# Tarpon?



## Tarponchaser (May 25, 2005)

anyone seen any tarpon out of Galveston?

coming Friday.. 

Thanks


----------



## markmontalbano (Jun 20, 2011)

Haha today I actually saw some right on the surf side jetty. Maybe 10-20 lbs.


----------



## kaseneil (Apr 22, 2015)

We were shark fishing close in to the Galveston jetties and saw a big tarpon surface near the boat.


----------



## jmunn44 (Mar 27, 2015)

I was fishing in the surf at surfside and swore I saw one. It would have been in the second gut and did not jump but just seemed to skim the surface of the water at almost a 45 degree angle similar to how a catfish would do it at my grandpa's stock pond eating the dog food. I could only see its mouth wide open and eye but was the only thing i could think of that it could be. Also saw a fish about 3 ft long surface and jump about 3 ft in the air. At first though it was king mackerel but thinking back could have been a tarpon as the sun was glaring in my eyes ... there was a ton of activity about 100 yrs out ... the water was alive with bait fish being hit .... caught a few specks .... alot of blues and a 2ft long plus ribbon fish .... does that catfish type skimming of the water sound like some thing a tarpon would do .... if it were a tarpon it would have been huge


----------



## BrandonFox (Jan 8, 2013)

┄┄┄┄┄┄┄┄┄┄

Goal A:
Duplicate a portion of the tarpon thread verbatim, beginning at the words "## kaseneil (Apr" and stopping after the words "(Mar 27, 2015)".
Goal B:
List every username that appears in a post heading of the tarpon thread.

Element region listings

┄┄┄┄┄┄┄┄┄┄

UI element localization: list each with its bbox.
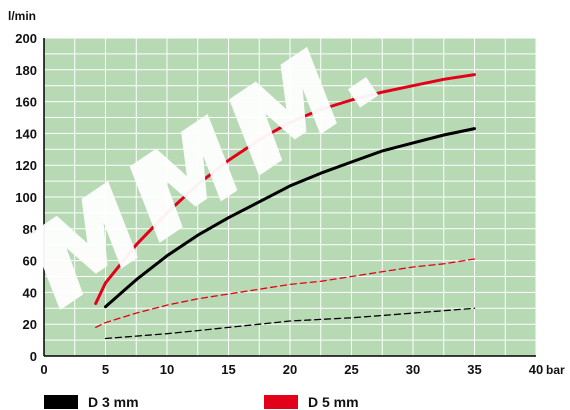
series-line-4 bbox=[95, 258, 476, 329]
x-tick-label: 5 bbox=[102, 362, 109, 377]
y-tick-label: 200 bbox=[15, 31, 37, 46]
y-tick-label: 20 bbox=[23, 317, 37, 332]
legend-label-d3: D 3 mm bbox=[88, 394, 139, 410]
x-tick-label: 20 bbox=[283, 362, 297, 377]
series-group bbox=[94, 73, 476, 340]
x-tick-label: 10 bbox=[160, 362, 174, 377]
series-line-1 bbox=[104, 127, 476, 309]
x-tick-label: 25 bbox=[344, 362, 358, 377]
y-tick-label: 160 bbox=[15, 95, 37, 110]
watermark-letter bbox=[30, 181, 138, 310]
axes bbox=[43, 38, 536, 357]
y-tick-label: 120 bbox=[15, 158, 37, 173]
legend-swatch-d5 bbox=[264, 395, 298, 409]
watermark bbox=[30, 46, 379, 310]
x-tick-label: 30 bbox=[406, 362, 420, 377]
y-tick-label: 140 bbox=[15, 126, 37, 141]
x-tick-label: 0 bbox=[40, 362, 47, 377]
legend: D 3 mm D 5 mm bbox=[44, 394, 359, 410]
x-tick-label: 15 bbox=[221, 362, 235, 377]
watermark-letter bbox=[129, 113, 238, 243]
y-tick-label: 0 bbox=[30, 349, 37, 364]
watermark-letter bbox=[229, 46, 337, 176]
y-axis-label: l/min bbox=[8, 9, 36, 23]
x-tick-label: 35 bbox=[467, 362, 481, 377]
legend-swatch-d3 bbox=[44, 395, 78, 409]
legend-label-d5: D 5 mm bbox=[308, 394, 359, 410]
watermark-dot bbox=[347, 77, 379, 108]
y-tick-label: 40 bbox=[23, 285, 37, 300]
y-tick-label: 100 bbox=[15, 190, 37, 205]
y-tick-label: 60 bbox=[23, 254, 37, 269]
y-tick-label: 180 bbox=[15, 63, 37, 78]
x-tick-labels: 0 5 10 15 20 25 30 35 40 bbox=[40, 362, 543, 377]
series-line-3 bbox=[94, 73, 476, 305]
x-axis-label: bar bbox=[546, 363, 565, 377]
series-line-2 bbox=[104, 307, 476, 340]
x-tick-label: 40 bbox=[529, 362, 543, 377]
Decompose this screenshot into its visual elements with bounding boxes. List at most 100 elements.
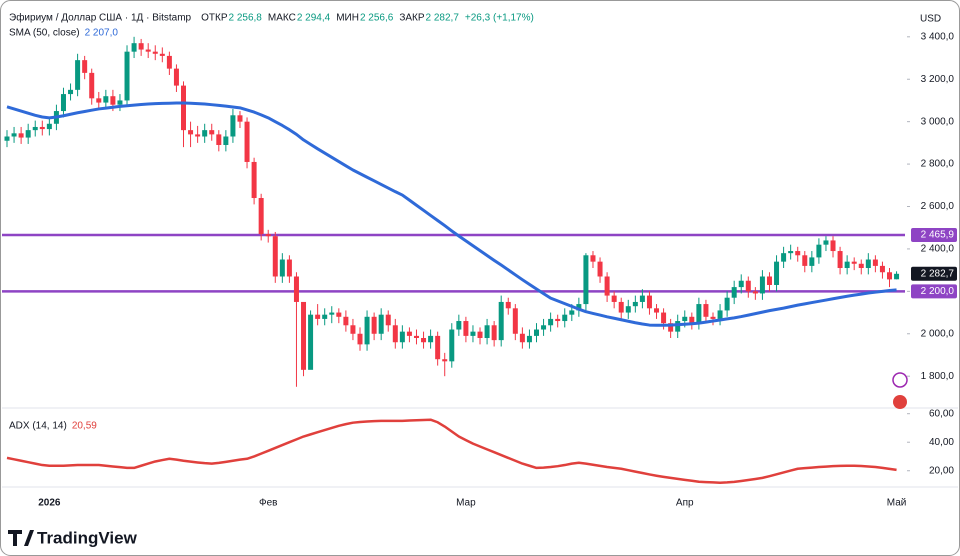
candle-body xyxy=(343,316,349,326)
candle-body xyxy=(724,297,730,311)
level-label: 2 200,0 xyxy=(921,286,955,297)
header-symbol: Эфириум / Доллар США · 1Д · Bitstamp xyxy=(9,12,192,24)
x-tick-label: Фев xyxy=(259,498,277,509)
candle-body xyxy=(428,335,434,343)
candle-body xyxy=(46,123,52,130)
candle-body xyxy=(357,333,363,345)
candle-body xyxy=(477,331,483,339)
candle-body xyxy=(872,259,878,266)
currency: USD xyxy=(920,14,941,25)
y-tick-label: 3 400,0 xyxy=(921,31,955,42)
candle-body xyxy=(675,321,681,332)
candle-body xyxy=(89,72,95,99)
candle-body xyxy=(858,263,864,269)
candle-body xyxy=(816,244,822,258)
candle-body xyxy=(795,251,801,256)
candle-body xyxy=(583,255,589,305)
level-label-box xyxy=(911,284,957,299)
sma-legend: SMA (50, close) xyxy=(9,28,80,39)
candle-body xyxy=(96,98,102,103)
candle-body xyxy=(11,133,17,137)
y-tick-label: 2 000,0 xyxy=(921,328,955,339)
candle-body xyxy=(152,51,158,54)
adx-legend: ADX (14, 14) xyxy=(9,421,67,432)
adx-tick-label: 20,00 xyxy=(929,465,954,476)
candle-body xyxy=(646,295,652,309)
level-label-box xyxy=(911,227,957,242)
candle-body xyxy=(159,53,165,56)
candle-body xyxy=(569,310,575,315)
adx-tick-label: 60,00 xyxy=(929,408,954,419)
candle-body xyxy=(329,312,335,315)
candle-body xyxy=(138,43,144,50)
candle-body xyxy=(216,134,222,145)
candle-body xyxy=(308,314,314,370)
candle-body xyxy=(322,314,328,319)
x-tick-label: Апр xyxy=(676,498,694,509)
candle-body xyxy=(498,301,504,341)
candle-body xyxy=(625,306,631,313)
candle-body xyxy=(562,314,568,322)
candle-body xyxy=(188,130,194,135)
header-label: МАКС xyxy=(268,13,296,24)
x-tick-label: Мар xyxy=(456,498,476,509)
candle-body xyxy=(244,121,250,162)
candle-body xyxy=(435,335,441,360)
candle-body xyxy=(781,253,787,262)
candle-body xyxy=(731,287,737,298)
logo: TradingView xyxy=(8,528,138,547)
header-value: 2 294,4 xyxy=(297,13,331,24)
candle-body xyxy=(597,261,603,277)
candle-body xyxy=(484,325,490,339)
header-values: ОТКР 2 256,8 МАКС 2 294,4 МИН 2 256,6 ЗАКР 2 28… xyxy=(201,13,534,24)
icon[interactable] xyxy=(892,372,908,388)
candle-body xyxy=(823,240,829,245)
candle-body xyxy=(258,198,264,235)
candle-body xyxy=(336,312,342,317)
candle-body xyxy=(399,331,405,343)
candle-body xyxy=(286,259,292,277)
header-value: 2 256,8 xyxy=(229,13,263,24)
candle-body xyxy=(60,94,66,112)
candle-body xyxy=(611,295,617,302)
candle-body xyxy=(315,314,321,319)
candle-body xyxy=(526,335,532,343)
candle-body xyxy=(534,329,539,336)
candle-body xyxy=(32,126,38,131)
candle-body xyxy=(668,323,674,332)
candle-body xyxy=(230,115,236,137)
candle-body xyxy=(82,60,88,73)
candle-body xyxy=(689,316,695,324)
candle-body xyxy=(392,325,398,343)
candle-body xyxy=(251,161,257,199)
header-value: +26,3 (+1,17%) xyxy=(465,13,534,24)
candle-body xyxy=(788,251,794,254)
candle-body xyxy=(590,255,596,262)
y-tick-label: 3 000,0 xyxy=(921,116,955,127)
candle-body xyxy=(39,126,45,130)
header-value: 2 256,6 xyxy=(360,13,394,24)
candle-body xyxy=(371,316,377,334)
candle-body xyxy=(470,331,476,336)
candle-body xyxy=(350,325,356,334)
candle-body xyxy=(279,259,285,277)
y-tick-label: 2 600,0 xyxy=(921,201,955,212)
candle-body xyxy=(519,333,525,343)
candle-body xyxy=(209,130,215,135)
candle-body xyxy=(68,89,74,95)
candle-body xyxy=(809,257,815,266)
adx-legend-value: 20,59 xyxy=(72,421,97,432)
candle-body xyxy=(75,60,81,90)
header-label: ЗАКР xyxy=(399,13,425,24)
candle-body xyxy=(894,273,900,280)
candle-body xyxy=(265,234,271,237)
icon[interactable] xyxy=(893,395,907,409)
candle-body xyxy=(830,240,836,252)
candle-body xyxy=(505,301,511,309)
candle-body xyxy=(413,335,419,339)
candle-body xyxy=(237,115,243,122)
candle-body xyxy=(766,276,772,285)
candle-body xyxy=(618,301,624,313)
candle-body xyxy=(18,133,24,138)
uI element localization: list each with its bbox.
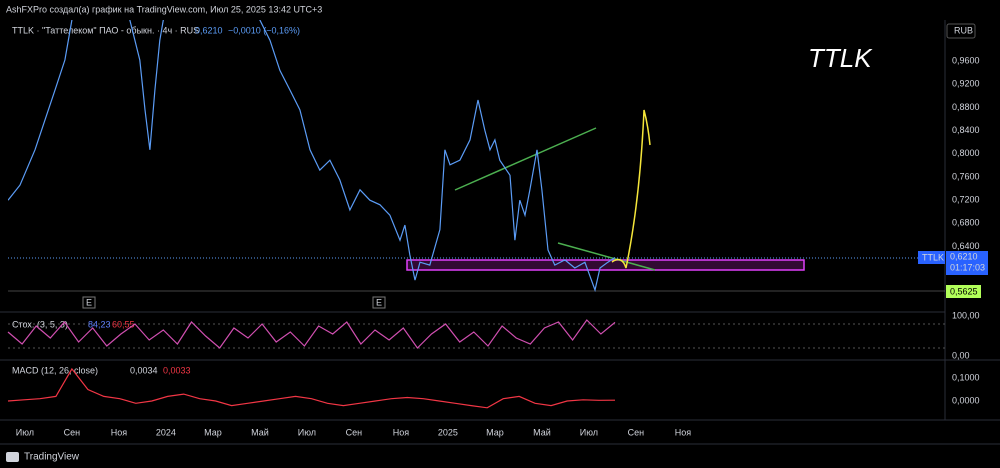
y-tick-label: 0,00 — [952, 350, 970, 360]
y-tick-label: 0,9200 — [952, 79, 980, 89]
symbol-line: TTLK · "Таттелеком" ПАО - обыкн. · 4ч · … — [12, 25, 199, 35]
y-tick-label: 0,7600 — [952, 171, 980, 181]
brand-logo — [6, 452, 19, 462]
y-tick-label: 0,0000 — [952, 395, 980, 405]
stoch-title: Стох. (3, 5, 3) — [12, 319, 68, 329]
x-tick-label: 2024 — [156, 427, 176, 437]
x-tick-label: Сен — [346, 427, 363, 437]
change-readout: −0,0010 (−0,16%) — [228, 25, 300, 35]
event-box[interactable] — [372, 296, 386, 309]
series-line — [7, 319, 616, 349]
y-tick-label: 0,8800 — [952, 102, 980, 112]
macd-title: MACD (12, 26, close) — [12, 365, 98, 375]
x-tick-label: Май — [533, 427, 551, 437]
x-tick-label: Сен — [64, 427, 81, 437]
brand: TradingView — [24, 452, 80, 463]
x-tick-label: Мар — [204, 427, 222, 437]
y-tick-label: 0,1000 — [952, 372, 980, 382]
x-tick-label: Ноя — [675, 427, 692, 437]
x-tick-label: Сен — [628, 427, 645, 437]
series-line — [7, 367, 616, 409]
x-tick-label: Июл — [16, 427, 34, 437]
x-tick-label: Июл — [580, 427, 598, 437]
macd-readout: 0,0033 — [163, 365, 191, 375]
series-line — [8, 20, 616, 293]
currency-box[interactable] — [946, 23, 976, 39]
zone-box — [406, 259, 805, 271]
x-tick-label: Май — [251, 427, 269, 437]
level-tag: 0,5625 — [950, 286, 978, 296]
tag-countdown: 01:17:03 — [950, 262, 985, 272]
trendline — [454, 127, 597, 191]
macd-readout: 0,0034 — [130, 365, 158, 375]
header: AshFXPro создал(а) график на TradingView… — [6, 4, 322, 14]
tag-box — [946, 251, 988, 275]
x-tick-label: Ноя — [393, 427, 410, 437]
y-tick-label: 0,6800 — [952, 218, 980, 228]
x-tick-label: Июл — [298, 427, 316, 437]
tag-price: 0,6210 — [950, 251, 978, 261]
level-tag-box — [946, 285, 981, 298]
y-tick-label: 0,6400 — [952, 241, 980, 251]
stoch-readout: 84,23 — [88, 319, 111, 329]
watermark: TTLK — [808, 43, 873, 73]
event-marker: E — [86, 297, 92, 307]
y-tick-label: 0,9600 — [952, 56, 980, 66]
trendline — [557, 242, 656, 271]
x-tick-label: Мар — [486, 427, 504, 437]
y-tick-label: 0,7200 — [952, 195, 980, 205]
arrow-curve — [611, 109, 651, 269]
event-box[interactable] — [82, 296, 96, 309]
stoch-readout: 60,55 — [112, 319, 135, 329]
currency: RUB — [954, 25, 973, 35]
tag-symbol: TTLK — [922, 252, 944, 262]
x-tick-label: 2025 — [438, 427, 458, 437]
y-tick-label: 0,8400 — [952, 125, 980, 135]
event-marker: E — [376, 297, 382, 307]
tag-box — [918, 251, 945, 264]
price-readout: 0,6210 — [195, 25, 223, 35]
x-tick-label: Ноя — [111, 427, 128, 437]
y-tick-label: 0,8000 — [952, 148, 980, 158]
y-tick-label: 100,00 — [952, 310, 980, 320]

┄┄┄┄┄┄┄┄┄┄

Correct answer A:
## kaseneil (Apr 22, 2015)

We were shark fishing close in to the Galveston jetties and saw a big tarpon surface near the boat.


----------



## jmunn44 (Mar 27, 2015)

Correct answer B:
Tarponchaser
markmontalbano
kaseneil
jmunn44
BrandonFox